(Transcript entries for document pages)
━━━━━━━━

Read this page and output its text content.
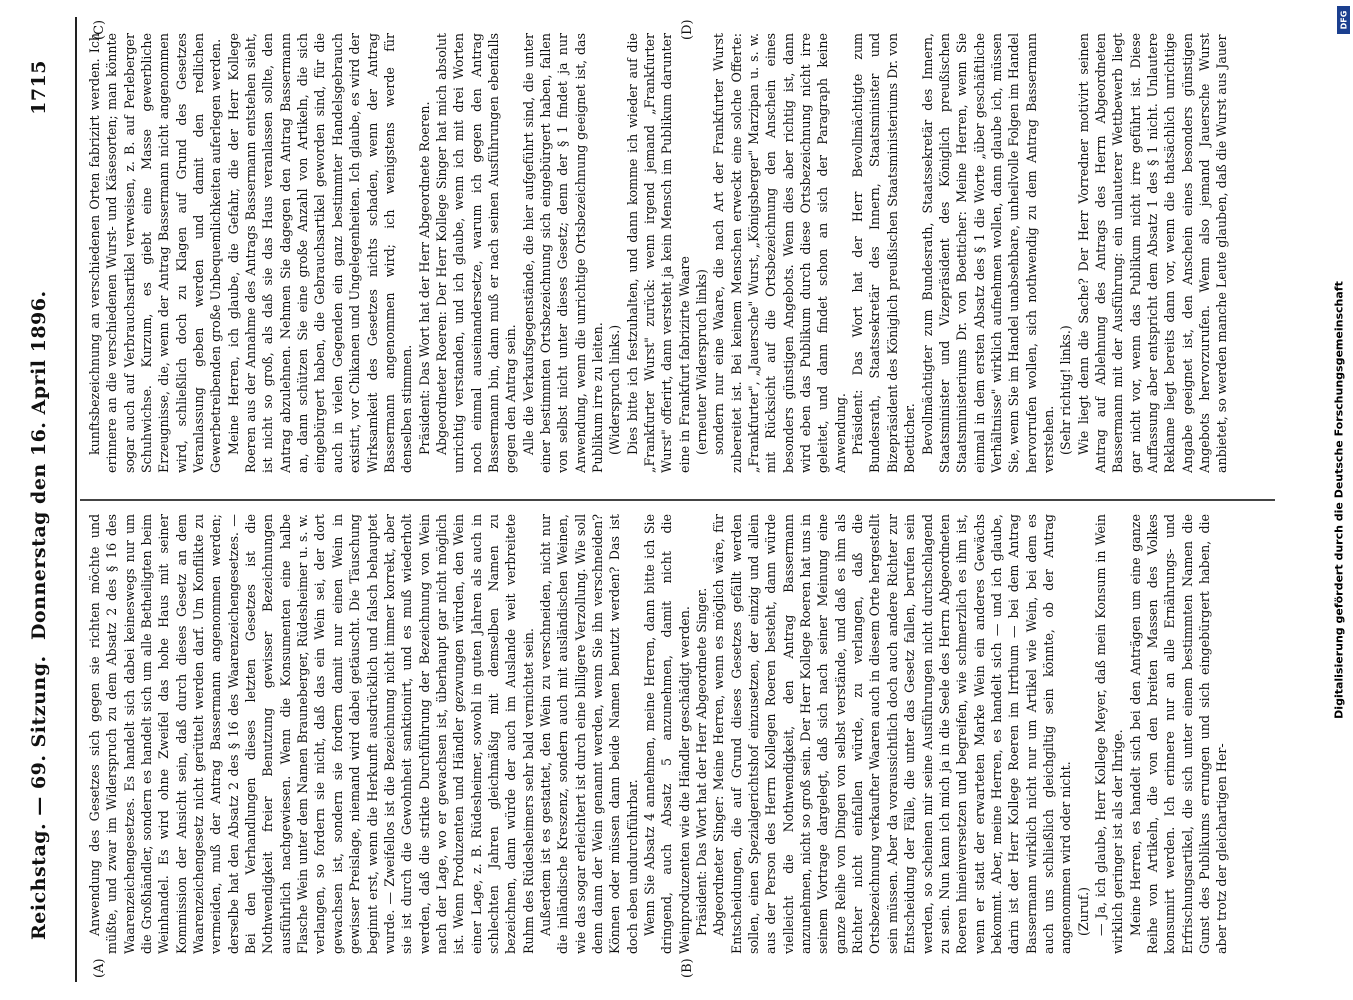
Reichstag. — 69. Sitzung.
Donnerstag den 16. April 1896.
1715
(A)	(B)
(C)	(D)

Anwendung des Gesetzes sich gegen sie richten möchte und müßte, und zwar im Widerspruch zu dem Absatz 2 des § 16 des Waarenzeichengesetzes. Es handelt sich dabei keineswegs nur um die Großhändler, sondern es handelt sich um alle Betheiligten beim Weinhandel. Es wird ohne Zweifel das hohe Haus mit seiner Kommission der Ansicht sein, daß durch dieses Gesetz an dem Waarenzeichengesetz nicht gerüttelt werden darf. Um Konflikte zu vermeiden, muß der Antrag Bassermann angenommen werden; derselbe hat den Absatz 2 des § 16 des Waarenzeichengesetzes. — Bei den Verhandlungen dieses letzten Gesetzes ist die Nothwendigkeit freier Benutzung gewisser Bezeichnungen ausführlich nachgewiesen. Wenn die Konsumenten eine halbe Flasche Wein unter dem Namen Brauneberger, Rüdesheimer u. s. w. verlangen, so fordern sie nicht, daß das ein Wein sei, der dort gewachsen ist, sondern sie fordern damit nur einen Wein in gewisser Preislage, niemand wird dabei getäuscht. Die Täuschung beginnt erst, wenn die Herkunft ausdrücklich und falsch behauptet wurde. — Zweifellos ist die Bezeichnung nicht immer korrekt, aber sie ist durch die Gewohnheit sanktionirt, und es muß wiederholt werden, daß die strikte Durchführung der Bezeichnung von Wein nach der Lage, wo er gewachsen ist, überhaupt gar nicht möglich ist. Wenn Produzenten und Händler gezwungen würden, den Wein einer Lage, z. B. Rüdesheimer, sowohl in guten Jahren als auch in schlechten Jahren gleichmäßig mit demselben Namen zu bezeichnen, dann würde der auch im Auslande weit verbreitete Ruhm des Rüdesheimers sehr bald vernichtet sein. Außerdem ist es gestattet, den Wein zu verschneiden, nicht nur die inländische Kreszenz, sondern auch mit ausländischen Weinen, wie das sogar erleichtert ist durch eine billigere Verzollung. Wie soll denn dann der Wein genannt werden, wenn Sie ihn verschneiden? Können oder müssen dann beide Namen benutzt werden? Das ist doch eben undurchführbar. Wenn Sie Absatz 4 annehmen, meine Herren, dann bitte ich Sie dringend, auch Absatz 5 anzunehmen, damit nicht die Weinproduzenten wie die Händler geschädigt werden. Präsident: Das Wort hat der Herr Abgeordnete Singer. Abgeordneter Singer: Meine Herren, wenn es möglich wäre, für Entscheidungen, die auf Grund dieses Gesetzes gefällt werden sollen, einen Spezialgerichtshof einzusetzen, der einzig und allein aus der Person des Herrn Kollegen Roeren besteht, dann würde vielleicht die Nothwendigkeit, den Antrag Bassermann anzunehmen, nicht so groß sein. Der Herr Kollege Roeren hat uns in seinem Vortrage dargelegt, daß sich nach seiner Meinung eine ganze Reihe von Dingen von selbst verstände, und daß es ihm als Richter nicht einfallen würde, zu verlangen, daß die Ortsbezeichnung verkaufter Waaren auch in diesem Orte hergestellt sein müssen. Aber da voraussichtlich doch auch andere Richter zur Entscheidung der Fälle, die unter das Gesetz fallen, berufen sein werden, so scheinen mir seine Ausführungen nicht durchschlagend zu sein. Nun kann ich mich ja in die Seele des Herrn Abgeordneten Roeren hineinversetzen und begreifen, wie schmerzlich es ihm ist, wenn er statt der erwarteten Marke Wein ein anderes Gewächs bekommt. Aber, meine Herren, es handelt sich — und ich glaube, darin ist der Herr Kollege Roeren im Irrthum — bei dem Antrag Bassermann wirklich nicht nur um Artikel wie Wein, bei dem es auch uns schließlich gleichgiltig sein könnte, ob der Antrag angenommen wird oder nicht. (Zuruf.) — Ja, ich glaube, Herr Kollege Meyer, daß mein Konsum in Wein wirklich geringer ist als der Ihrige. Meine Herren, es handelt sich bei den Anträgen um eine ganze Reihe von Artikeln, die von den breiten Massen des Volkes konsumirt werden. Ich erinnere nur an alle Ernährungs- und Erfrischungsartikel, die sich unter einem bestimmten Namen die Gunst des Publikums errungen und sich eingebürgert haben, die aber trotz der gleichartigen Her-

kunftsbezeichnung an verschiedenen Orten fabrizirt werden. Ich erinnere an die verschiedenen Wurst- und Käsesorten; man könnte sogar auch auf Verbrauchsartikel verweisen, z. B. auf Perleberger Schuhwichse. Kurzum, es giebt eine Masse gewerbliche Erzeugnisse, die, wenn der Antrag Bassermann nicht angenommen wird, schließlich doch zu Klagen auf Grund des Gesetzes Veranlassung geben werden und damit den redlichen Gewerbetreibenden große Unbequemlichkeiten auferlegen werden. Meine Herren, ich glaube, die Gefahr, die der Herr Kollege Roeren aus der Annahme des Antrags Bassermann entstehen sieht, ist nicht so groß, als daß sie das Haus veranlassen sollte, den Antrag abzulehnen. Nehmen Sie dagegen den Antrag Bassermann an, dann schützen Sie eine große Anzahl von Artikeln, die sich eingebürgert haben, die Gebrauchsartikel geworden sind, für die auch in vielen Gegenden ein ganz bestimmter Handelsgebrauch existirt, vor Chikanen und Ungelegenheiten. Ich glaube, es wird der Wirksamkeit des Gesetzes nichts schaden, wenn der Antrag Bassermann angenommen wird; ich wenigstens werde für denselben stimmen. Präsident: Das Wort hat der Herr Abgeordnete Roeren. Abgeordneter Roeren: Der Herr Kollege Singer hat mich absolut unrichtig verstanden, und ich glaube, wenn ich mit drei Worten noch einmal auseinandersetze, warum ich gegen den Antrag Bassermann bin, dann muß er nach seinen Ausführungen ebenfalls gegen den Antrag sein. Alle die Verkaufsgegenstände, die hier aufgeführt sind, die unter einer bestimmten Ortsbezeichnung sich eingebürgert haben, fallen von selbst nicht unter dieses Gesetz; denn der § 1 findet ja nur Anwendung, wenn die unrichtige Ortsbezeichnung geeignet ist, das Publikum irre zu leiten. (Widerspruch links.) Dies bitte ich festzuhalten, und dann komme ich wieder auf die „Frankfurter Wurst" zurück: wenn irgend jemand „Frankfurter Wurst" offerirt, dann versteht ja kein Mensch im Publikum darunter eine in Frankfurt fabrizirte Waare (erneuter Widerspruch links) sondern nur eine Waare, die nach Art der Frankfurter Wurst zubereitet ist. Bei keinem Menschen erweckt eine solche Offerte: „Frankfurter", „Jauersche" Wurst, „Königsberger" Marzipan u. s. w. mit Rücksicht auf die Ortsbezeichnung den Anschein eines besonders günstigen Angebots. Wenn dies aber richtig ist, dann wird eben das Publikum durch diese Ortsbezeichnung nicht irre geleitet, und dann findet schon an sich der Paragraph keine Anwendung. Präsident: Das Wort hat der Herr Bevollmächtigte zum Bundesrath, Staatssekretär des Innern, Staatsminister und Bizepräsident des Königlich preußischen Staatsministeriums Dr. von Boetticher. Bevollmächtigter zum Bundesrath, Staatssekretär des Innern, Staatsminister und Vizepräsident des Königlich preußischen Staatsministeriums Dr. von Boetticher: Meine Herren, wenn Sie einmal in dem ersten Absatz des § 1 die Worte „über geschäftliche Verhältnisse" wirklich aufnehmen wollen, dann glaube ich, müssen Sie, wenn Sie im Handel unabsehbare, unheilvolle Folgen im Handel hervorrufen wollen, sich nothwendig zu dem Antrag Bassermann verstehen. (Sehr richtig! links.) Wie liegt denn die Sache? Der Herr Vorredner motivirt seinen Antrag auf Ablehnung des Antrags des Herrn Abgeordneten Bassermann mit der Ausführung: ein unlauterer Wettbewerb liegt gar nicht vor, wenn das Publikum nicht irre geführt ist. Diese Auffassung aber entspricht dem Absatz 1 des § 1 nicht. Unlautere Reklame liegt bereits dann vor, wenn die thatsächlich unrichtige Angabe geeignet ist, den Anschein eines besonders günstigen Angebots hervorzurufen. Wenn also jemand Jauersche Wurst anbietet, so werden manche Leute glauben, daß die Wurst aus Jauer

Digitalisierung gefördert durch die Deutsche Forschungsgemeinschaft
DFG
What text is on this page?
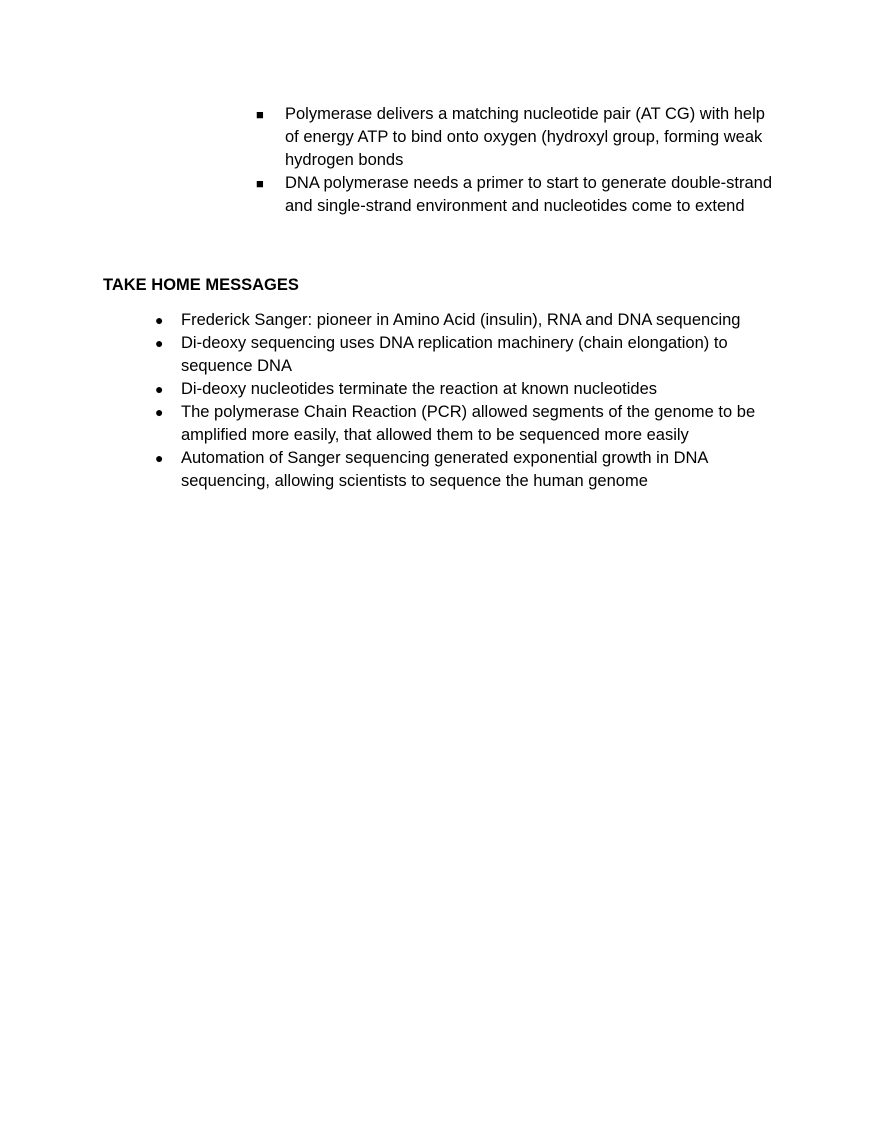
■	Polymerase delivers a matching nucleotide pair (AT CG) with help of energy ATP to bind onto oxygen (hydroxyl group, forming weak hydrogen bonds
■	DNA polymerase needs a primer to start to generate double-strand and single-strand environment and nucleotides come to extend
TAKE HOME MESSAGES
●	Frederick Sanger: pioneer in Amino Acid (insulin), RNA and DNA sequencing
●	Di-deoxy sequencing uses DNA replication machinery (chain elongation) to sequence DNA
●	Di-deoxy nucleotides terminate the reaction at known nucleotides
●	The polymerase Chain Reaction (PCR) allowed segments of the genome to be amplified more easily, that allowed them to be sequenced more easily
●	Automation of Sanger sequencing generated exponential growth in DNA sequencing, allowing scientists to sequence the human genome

━━━━━━━━

• WHAT IS REQUIRED: Copy exactly and only this span: the line with "What text is on this page?" through the final line of the entries, both ends included, with the pictures left out.

• SOLUTION TO THE EXERCISE:
What text is on this page?
■	Polymerase delivers a matching nucleotide pair (AT CG) with help of energy ATP to bind onto oxygen (hydroxyl group, forming weak hydrogen bonds
■	DNA polymerase needs a primer to start to generate double-strand and single-strand environment and nucleotides come to extend
TAKE HOME MESSAGES
●	Frederick Sanger: pioneer in Amino Acid (insulin), RNA and DNA sequencing
●	Di-deoxy sequencing uses DNA replication machinery (chain elongation) to sequence DNA
●	Di-deoxy nucleotides terminate the reaction at known nucleotides
●	The polymerase Chain Reaction (PCR) allowed segments of the genome to be amplified more easily, that allowed them to be sequenced more easily
●	Automation of Sanger sequencing generated exponential growth in DNA sequencing, allowing scientists to sequence the human genome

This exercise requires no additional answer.